**DIRECTION:**
Will you give every entry again exactly as it stands?

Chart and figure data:
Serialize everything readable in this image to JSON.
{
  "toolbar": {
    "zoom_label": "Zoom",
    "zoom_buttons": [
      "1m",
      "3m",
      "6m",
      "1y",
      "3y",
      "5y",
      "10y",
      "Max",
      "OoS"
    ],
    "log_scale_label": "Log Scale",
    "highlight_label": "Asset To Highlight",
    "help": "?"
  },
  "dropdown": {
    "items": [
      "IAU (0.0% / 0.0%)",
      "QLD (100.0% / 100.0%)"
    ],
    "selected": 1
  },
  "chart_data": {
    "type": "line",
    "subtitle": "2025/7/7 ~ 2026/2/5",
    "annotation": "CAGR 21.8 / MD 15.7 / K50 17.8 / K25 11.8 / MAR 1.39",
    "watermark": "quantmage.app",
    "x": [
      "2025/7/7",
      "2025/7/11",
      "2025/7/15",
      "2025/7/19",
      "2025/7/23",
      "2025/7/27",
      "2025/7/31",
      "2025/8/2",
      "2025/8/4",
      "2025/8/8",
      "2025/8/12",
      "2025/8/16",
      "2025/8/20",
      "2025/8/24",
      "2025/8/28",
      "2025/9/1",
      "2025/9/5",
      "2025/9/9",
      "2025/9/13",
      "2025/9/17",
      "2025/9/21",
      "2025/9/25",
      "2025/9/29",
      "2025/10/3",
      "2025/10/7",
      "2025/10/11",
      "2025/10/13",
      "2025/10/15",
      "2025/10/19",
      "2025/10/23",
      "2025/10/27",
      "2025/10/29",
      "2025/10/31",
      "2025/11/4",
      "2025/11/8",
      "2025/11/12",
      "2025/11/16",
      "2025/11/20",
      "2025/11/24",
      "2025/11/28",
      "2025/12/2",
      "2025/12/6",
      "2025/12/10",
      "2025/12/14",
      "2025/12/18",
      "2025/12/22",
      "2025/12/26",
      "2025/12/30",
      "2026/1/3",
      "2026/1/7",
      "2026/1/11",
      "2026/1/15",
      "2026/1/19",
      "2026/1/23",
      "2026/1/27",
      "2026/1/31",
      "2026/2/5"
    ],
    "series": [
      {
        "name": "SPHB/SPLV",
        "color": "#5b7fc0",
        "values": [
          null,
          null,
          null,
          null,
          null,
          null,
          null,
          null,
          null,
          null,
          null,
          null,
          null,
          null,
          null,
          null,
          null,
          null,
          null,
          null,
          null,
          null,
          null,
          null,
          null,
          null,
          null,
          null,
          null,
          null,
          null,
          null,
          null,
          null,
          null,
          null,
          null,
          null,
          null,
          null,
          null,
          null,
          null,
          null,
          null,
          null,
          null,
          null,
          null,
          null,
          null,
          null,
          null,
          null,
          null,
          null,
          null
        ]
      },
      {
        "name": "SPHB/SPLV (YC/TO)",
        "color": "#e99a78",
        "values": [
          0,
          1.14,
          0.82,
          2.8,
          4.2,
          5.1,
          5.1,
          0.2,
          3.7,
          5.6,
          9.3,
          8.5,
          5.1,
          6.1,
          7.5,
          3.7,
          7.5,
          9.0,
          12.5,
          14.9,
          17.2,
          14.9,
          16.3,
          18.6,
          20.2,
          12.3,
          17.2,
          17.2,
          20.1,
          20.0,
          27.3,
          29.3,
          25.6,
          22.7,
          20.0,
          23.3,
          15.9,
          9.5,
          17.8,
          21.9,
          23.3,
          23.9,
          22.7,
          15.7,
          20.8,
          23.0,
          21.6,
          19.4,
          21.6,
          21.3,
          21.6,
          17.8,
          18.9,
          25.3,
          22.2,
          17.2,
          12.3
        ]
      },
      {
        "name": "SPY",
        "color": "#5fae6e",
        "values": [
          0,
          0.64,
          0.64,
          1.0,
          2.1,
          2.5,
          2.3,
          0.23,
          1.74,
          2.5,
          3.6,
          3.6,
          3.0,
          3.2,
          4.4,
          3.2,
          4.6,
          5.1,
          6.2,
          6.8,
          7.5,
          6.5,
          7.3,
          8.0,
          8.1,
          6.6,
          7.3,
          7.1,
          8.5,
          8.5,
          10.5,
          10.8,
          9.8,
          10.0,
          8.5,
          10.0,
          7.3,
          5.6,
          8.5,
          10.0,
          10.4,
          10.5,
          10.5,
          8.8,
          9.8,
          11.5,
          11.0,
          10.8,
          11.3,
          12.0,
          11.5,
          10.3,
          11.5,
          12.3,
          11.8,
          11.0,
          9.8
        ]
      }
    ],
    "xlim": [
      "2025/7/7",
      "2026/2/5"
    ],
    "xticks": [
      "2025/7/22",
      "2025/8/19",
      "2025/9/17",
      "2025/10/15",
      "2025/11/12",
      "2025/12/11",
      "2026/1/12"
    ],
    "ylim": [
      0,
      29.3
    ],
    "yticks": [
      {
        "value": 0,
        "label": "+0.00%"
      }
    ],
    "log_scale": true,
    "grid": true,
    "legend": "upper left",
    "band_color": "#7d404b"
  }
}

**EXERCISE RESPONSE:**
Serialize everything readable in this image to JSON.
{
  "toolbar": {
    "zoom_label": "Zoom",
    "zoom_buttons": [
      "1m",
      "3m",
      "6m",
      "1y",
      "3y",
      "5y",
      "10y",
      "Max",
      "OoS"
    ],
    "log_scale_label": "Log Scale",
    "highlight_label": "Asset To Highlight",
    "help": "?"
  },
  "dropdown": {
    "items": [
      "IAU (0.0% / 0.0%)",
      "QLD (100.0% / 100.0%)"
    ],
    "selected": 1
  },
  "chart_data": {
    "type": "line",
    "subtitle": "2025/7/7 ~ 2026/2/5",
    "annotation": "CAGR 21.8 / MD 15.7 / K50 17.8 / K25 11.8 / MAR 1.39",
    "watermark": "quantmage.app",
    "x": [
      "2025/7/7",
      "2025/7/11",
      "2025/7/15",
      "2025/7/19",
      "2025/7/23",
      "2025/7/27",
      "2025/7/31",
      "2025/8/2",
      "2025/8/4",
      "2025/8/8",
      "2025/8/12",
      "2025/8/16",
      "2025/8/20",
      "2025/8/24",
      "2025/8/28",
      "2025/9/1",
      "2025/9/5",
      "2025/9/9",
      "2025/9/13",
      "2025/9/17",
      "2025/9/21",
      "2025/9/25",
      "2025/9/29",
      "2025/10/3",
      "2025/10/7",
      "2025/10/11",
      "2025/10/13",
      "2025/10/15",
      "2025/10/19",
      "2025/10/23",
      "2025/10/27",
      "2025/10/29",
      "2025/10/31",
      "2025/11/4",
      "2025/11/8",
      "2025/11/12",
      "2025/11/16",
      "2025/11/20",
      "2025/11/24",
      "2025/11/28",
      "2025/12/2",
      "2025/12/6",
      "2025/12/10",
      "2025/12/14",
      "2025/12/18",
      "2025/12/22",
      "2025/12/26",
      "2025/12/30",
      "2026/1/3",
      "2026/1/7",
      "2026/1/11",
      "2026/1/15",
      "2026/1/19",
      "2026/1/23",
      "2026/1/27",
      "2026/1/31",
      "2026/2/5"
    ],
    "series": [
      {
        "name": "SPHB/SPLV",
        "color": "#5b7fc0",
        "values": [
          null,
          null,
          null,
          null,
          null,
          null,
          null,
          null,
          null,
          null,
          null,
          null,
          null,
          null,
          null,
          null,
          null,
          null,
          null,
          null,
          null,
          null,
          null,
          null,
          null,
          null,
          null,
          null,
          null,
          null,
          null,
          null,
          null,
          null,
          null,
          null,
          null,
          null,
          null,
          null,
          null,
          null,
          null,
          null,
          null,
          null,
          null,
          null,
          null,
          null,
          null,
          null,
          null,
          null,
          null,
          null,
          null
        ]
      },
      {
        "name": "SPHB/SPLV (YC/TO)",
        "color": "#e99a78",
        "values": [
          0,
          1.14,
          0.82,
          2.8,
          4.2,
          5.1,
          5.1,
          0.2,
          3.7,
          5.6,
          9.3,
          8.5,
          5.1,
          6.1,
          7.5,
          3.7,
          7.5,
          9.0,
          12.5,
          14.9,
          17.2,
          14.9,
          16.3,
          18.6,
          20.2,
          12.3,
          17.2,
          17.2,
          20.1,
          20.0,
          27.3,
          29.3,
          25.6,
          22.7,
          20.0,
          23.3,
          15.9,
          9.5,
          17.8,
          21.9,
          23.3,
          23.9,
          22.7,
          15.7,
          20.8,
          23.0,
          21.6,
          19.4,
          21.6,
          21.3,
          21.6,
          17.8,
          18.9,
          25.3,
          22.2,
          17.2,
          12.3
        ]
      },
      {
        "name": "SPY",
        "color": "#5fae6e",
        "values": [
          0,
          0.64,
          0.64,
          1.0,
          2.1,
          2.5,
          2.3,
          0.23,
          1.74,
          2.5,
          3.6,
          3.6,
          3.0,
          3.2,
          4.4,
          3.2,
          4.6,
          5.1,
          6.2,
          6.8,
          7.5,
          6.5,
          7.3,
          8.0,
          8.1,
          6.6,
          7.3,
          7.1,
          8.5,
          8.5,
          10.5,
          10.8,
          9.8,
          10.0,
          8.5,
          10.0,
          7.3,
          5.6,
          8.5,
          10.0,
          10.4,
          10.5,
          10.5,
          8.8,
          9.8,
          11.5,
          11.0,
          10.8,
          11.3,
          12.0,
          11.5,
          10.3,
          11.5,
          12.3,
          11.8,
          11.0,
          9.8
        ]
      }
    ],
    "xlim": [
      "2025/7/7",
      "2026/2/5"
    ],
    "xticks": [
      "2025/7/22",
      "2025/8/19",
      "2025/9/17",
      "2025/10/15",
      "2025/11/12",
      "2025/12/11",
      "2026/1/12"
    ],
    "ylim": [
      0,
      29.3
    ],
    "yticks": [
      {
        "value": 0,
        "label": "+0.00%"
      }
    ],
    "log_scale": true,
    "grid": true,
    "legend": "upper left",
    "band_color": "#7d404b"
  }
}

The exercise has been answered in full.